BEGIN LISTED ENTRIES

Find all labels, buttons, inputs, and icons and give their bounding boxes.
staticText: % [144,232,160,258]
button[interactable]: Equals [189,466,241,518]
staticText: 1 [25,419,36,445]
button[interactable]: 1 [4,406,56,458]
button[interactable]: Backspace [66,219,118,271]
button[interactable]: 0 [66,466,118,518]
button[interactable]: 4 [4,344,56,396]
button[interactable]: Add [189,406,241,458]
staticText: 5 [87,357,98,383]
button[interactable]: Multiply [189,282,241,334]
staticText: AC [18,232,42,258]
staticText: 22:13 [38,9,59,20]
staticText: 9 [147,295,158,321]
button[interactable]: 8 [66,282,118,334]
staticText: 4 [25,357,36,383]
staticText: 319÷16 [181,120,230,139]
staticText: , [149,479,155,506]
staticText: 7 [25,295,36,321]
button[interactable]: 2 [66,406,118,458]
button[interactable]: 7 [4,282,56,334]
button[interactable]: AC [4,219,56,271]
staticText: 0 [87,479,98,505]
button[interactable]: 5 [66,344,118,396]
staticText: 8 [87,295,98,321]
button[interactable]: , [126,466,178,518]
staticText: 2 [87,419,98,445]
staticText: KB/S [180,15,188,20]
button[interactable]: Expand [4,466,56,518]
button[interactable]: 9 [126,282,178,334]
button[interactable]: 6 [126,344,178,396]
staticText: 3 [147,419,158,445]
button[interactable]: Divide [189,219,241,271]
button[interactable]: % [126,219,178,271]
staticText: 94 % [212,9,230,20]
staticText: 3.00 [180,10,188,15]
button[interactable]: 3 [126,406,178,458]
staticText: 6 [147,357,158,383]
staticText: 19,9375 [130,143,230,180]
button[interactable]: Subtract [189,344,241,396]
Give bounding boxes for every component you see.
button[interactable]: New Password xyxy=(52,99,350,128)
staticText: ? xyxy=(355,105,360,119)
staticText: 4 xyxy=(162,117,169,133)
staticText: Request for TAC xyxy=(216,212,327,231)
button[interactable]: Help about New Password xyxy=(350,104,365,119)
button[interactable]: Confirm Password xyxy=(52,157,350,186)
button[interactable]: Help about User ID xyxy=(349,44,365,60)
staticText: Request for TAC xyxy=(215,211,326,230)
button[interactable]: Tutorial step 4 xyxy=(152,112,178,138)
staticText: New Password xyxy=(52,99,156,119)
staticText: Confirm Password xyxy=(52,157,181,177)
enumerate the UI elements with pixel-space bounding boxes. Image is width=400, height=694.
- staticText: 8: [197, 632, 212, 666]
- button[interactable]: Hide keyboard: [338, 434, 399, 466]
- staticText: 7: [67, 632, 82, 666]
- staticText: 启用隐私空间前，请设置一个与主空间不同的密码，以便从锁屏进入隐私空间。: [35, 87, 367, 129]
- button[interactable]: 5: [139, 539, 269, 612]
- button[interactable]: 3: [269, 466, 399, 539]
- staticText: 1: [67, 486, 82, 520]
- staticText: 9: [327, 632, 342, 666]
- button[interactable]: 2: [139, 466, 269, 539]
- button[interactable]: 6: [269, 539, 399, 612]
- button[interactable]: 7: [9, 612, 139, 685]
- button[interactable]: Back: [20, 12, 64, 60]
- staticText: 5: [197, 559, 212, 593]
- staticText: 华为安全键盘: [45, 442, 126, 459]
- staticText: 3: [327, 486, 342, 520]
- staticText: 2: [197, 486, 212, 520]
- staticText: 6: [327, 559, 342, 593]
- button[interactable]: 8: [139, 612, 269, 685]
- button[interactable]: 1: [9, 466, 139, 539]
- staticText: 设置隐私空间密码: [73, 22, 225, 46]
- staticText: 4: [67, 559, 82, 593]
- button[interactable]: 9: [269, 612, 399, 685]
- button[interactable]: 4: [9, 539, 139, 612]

END LISTED ENTRIES

• [WHAT THE TASK REQUIRES]: Convert every line of the records above into a JSON list of strings, one string per line, omitting any blank lines.

• [THE RESULT]:
[
  "Find all labels, buttons, inputs, and icons and give their bounding boxes.",
  "staticText: % [144,232,160,258]",
  "button[interactable]: Equals [189,466,241,518]",
  "staticText: 1 [25,419,36,445]",
  "button[interactable]: 1 [4,406,56,458]",
  "button[interactable]: Backspace [66,219,118,271]",
  "button[interactable]: 0 [66,466,118,518]",
  "button[interactable]: 4 [4,344,56,396]",
  "button[interactable]: Add [189,406,241,458]",
  "staticText: 5 [87,357,98,383]",
  "button[interactable]: Multiply [189,282,241,334]",
  "staticText: AC [18,232,42,258]",
  "staticText: 22:13 [38,9,59,20]",
  "staticText: 9 [147,295,158,321]",
  "button[interactable]: 8 [66,282,118,334]",
  "staticText: 4 [25,357,36,383]",
  "staticText: 319÷16 [181,120,230,139]",
  "staticText: , [149,479,155,506]",
  "staticText: 7 [25,295,36,321]",
  "button[interactable]: 2 [66,406,118,458]",
  "button[interactable]: 7 [4,282,56,334]",
  "button[interactable]: AC [4,219,56,271]",
  "staticText: 0 [87,479,98,505]",
  "button[interactable]: 5 [66,344,118,396]",
  "staticText: 8 [87,295,98,321]",
  "button[interactable]: , [126,466,178,518]",
  "staticText: 2 [87,419,98,445]",
  "staticText: KB/S [180,15,188,20]",
  "button[interactable]: Expand [4,466,56,518]",
  "button[interactable]: 9 [126,282,178,334]",
  "button[interactable]: 6 [126,344,178,396]",
  "staticText: 3 [147,419,158,445]",
  "button[interactable]: Divide [189,219,241,271]",
  "button[interactable]: % [126,219,178,271]",
  "staticText: 94 % [212,9,230,20]",
  "staticText: 3.00 [180,10,188,15]",
  "button[interactable]: 3 [126,406,178,458]",
  "staticText: 6 [147,357,158,383]",
  "staticText: 19,9375 [130,143,230,180]",
  "button[interactable]: Subtract [189,344,241,396]",
  "Give bounding boxes for every component you see.",
  "button[interactable]: New Password xyxy=(52,99,350,128)",
  "staticText: ? xyxy=(355,105,360,119)",
  "staticText: 4 xyxy=(162,117,169,133)",
  "staticText: Request for TAC xyxy=(216,212,327,231)",
  "button[interactable]: Help about New Password xyxy=(350,104,365,119)",
  "button[interactable]: Confirm Password xyxy=(52,157,350,186)",
  "button[interactable]: Help about User ID xyxy=(349,44,365,60)",
  "staticText: Request for TAC xyxy=(215,211,326,230)",
  "button[interactable]: Tutorial step 4 xyxy=(152,112,178,138)",
  "staticText: New Password xyxy=(52,99,156,119)",
  "staticText: Confirm Password xyxy=(52,157,181,177)",
  "enumerate the UI elements with pixel-space bounding boxes. Image is width=400, height=694.",
  "- staticText: 8: [197, 632, 212, 666]",
  "- button[interactable]: Hide keyboard: [338, 434, 399, 466]",
  "- staticText: 7: [67, 632, 82, 666]",
  "- staticText: 启用隐私空间前，请设置一个与主空间不同的密码，以便从锁屏进入隐私空间。: [35, 87, 367, 129]",
  "- button[interactable]: 5: [139, 539, 269, 612]",
  "- button[interactable]: 3: [269, 466, 399, 539]",
  "- staticText: 1: [67, 486, 82, 520]",
  "- staticText: 9: [327, 632, 342, 666]",
  "- button[interactable]: 2: [139, 466, 269, 539]",
  "- button[interactable]: 6: [269, 539, 399, 612]",
  "- button[interactable]: 7: [9, 612, 139, 685]",
  "- button[interactable]: Back: [20, 12, 64, 60]",
  "- staticText: 5: [197, 559, 212, 593]",
  "- staticText: 华为安全键盘: [45, 442, 126, 459]",
  "- staticText: 3: [327, 486, 342, 520]",
  "- staticText: 2: [197, 486, 212, 520]",
  "- staticText: 6: [327, 559, 342, 593]",
  "- button[interactable]: 8: [139, 612, 269, 685]",
  "- button[interactable]: 1: [9, 466, 139, 539]",
  "- staticText: 设置隐私空间密码: [73, 22, 225, 46]",
  "- staticText: 4: [67, 559, 82, 593]",
  "- button[interactable]: 9: [269, 612, 399, 685]",
  "- button[interactable]: 4: [9, 539, 139, 612]"
]